**Given request:** Don't copy the pictures; return every other part of the records exactly.

— BEGIN Records supplied —

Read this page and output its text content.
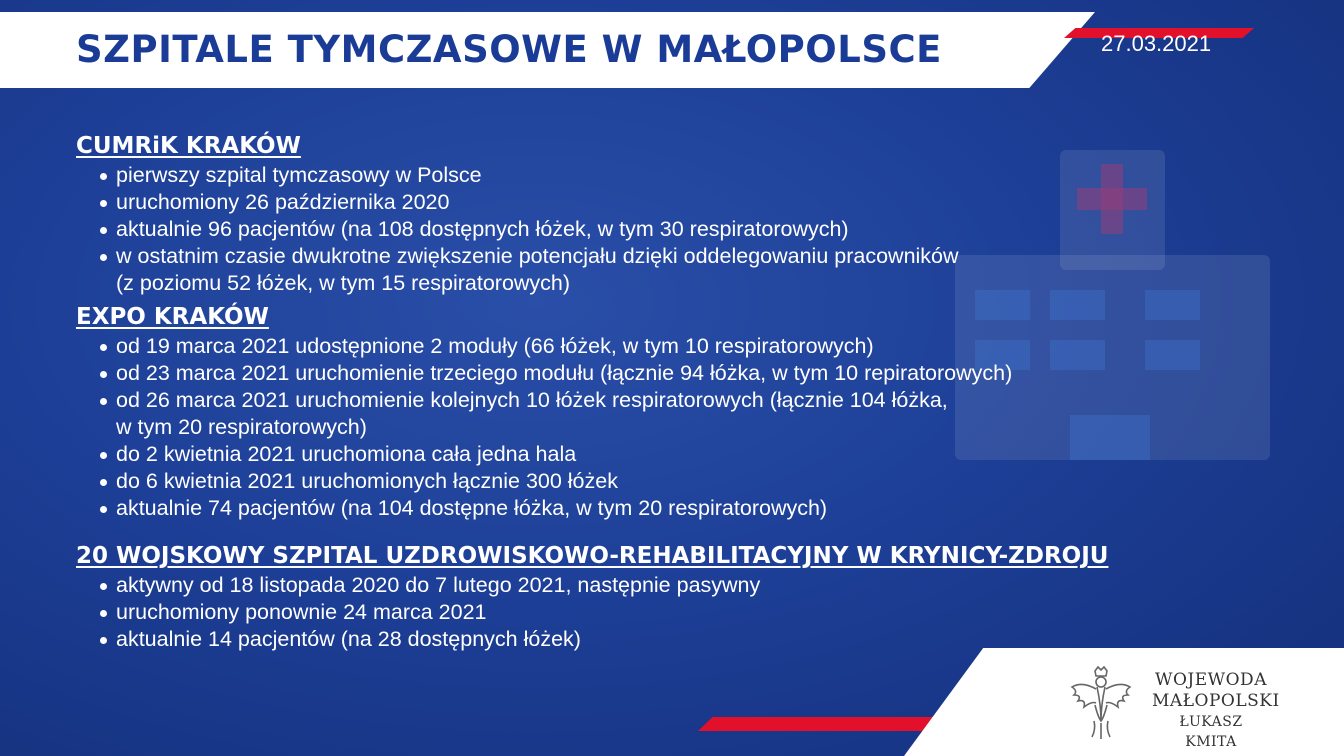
SZPITALE TYMCZASOWE W MAŁOPOLSCE	27.03.2021
CUMRiK KRAKÓW
pierwszy szpital tymczasowy w Polsce
uruchomiony 26 października 2020
aktualnie 96 pacjentów (na 108 dostępnych łóżek, w tym 30 respiratorowych)
w ostatnim czasie dwukrotne zwiększenie potencjału dzięki oddelegowaniu pracowników
(z poziomu 52 łóżek, w tym 15 respiratorowych)
EXPO KRAKÓW
od 19 marca 2021 udostępnione 2 moduły (66 łóżek, w tym 10 respiratorowych)
od 23 marca 2021 uruchomienie trzeciego modułu (łącznie 94 łóżka, w tym 10 repiratorowych)
od 26 marca 2021 uruchomienie kolejnych 10 łóżek respiratorowych (łącznie 104 łóżka,
w tym 20 respiratorowych)
do 2 kwietnia 2021 uruchomiona cała jedna hala
do 6 kwietnia 2021 uruchomionych łącznie 300 łóżek
aktualnie 74 pacjentów (na 104 dostępne łóżka, w tym 20 respiratorowych)
20 WOJSKOWY SZPITAL UZDROWISKOWO-REHABILITACYJNY W KRYNICY-ZDROJU
aktywny od 18 listopada 2020 do 7 lutego 2021, następnie pasywny
uruchomiony ponownie 24 marca 2021
aktualnie 14 pacjentów (na 28 dostępnych łóżek)
WOJEWODA
MAŁOPOLSKI
ŁUKASZ KMITA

— END Records supplied —

**Result:**
Read this page and output its text content.
SZPITALE TYMCZASOWE W MAŁOPOLSCE	27.03.2021
CUMRiK KRAKÓW
pierwszy szpital tymczasowy w Polsce
uruchomiony 26 października 2020
aktualnie 96 pacjentów (na 108 dostępnych łóżek, w tym 30 respiratorowych)
w ostatnim czasie dwukrotne zwiększenie potencjału dzięki oddelegowaniu pracowników
(z poziomu 52 łóżek, w tym 15 respiratorowych)
EXPO KRAKÓW
od 19 marca 2021 udostępnione 2 moduły (66 łóżek, w tym 10 respiratorowych)
od 23 marca 2021 uruchomienie trzeciego modułu (łącznie 94 łóżka, w tym 10 repiratorowych)
od 26 marca 2021 uruchomienie kolejnych 10 łóżek respiratorowych (łącznie 104 łóżka,
w tym 20 respiratorowych)
do 2 kwietnia 2021 uruchomiona cała jedna hala
do 6 kwietnia 2021 uruchomionych łącznie 300 łóżek
aktualnie 74 pacjentów (na 104 dostępne łóżka, w tym 20 respiratorowych)
20 WOJSKOWY SZPITAL UZDROWISKOWO-REHABILITACYJNY W KRYNICY-ZDROJU
aktywny od 18 listopada 2020 do 7 lutego 2021, następnie pasywny
uruchomiony ponownie 24 marca 2021
aktualnie 14 pacjentów (na 28 dostępnych łóżek)
WOJEWODA
MAŁOPOLSKI
ŁUKASZ KMITA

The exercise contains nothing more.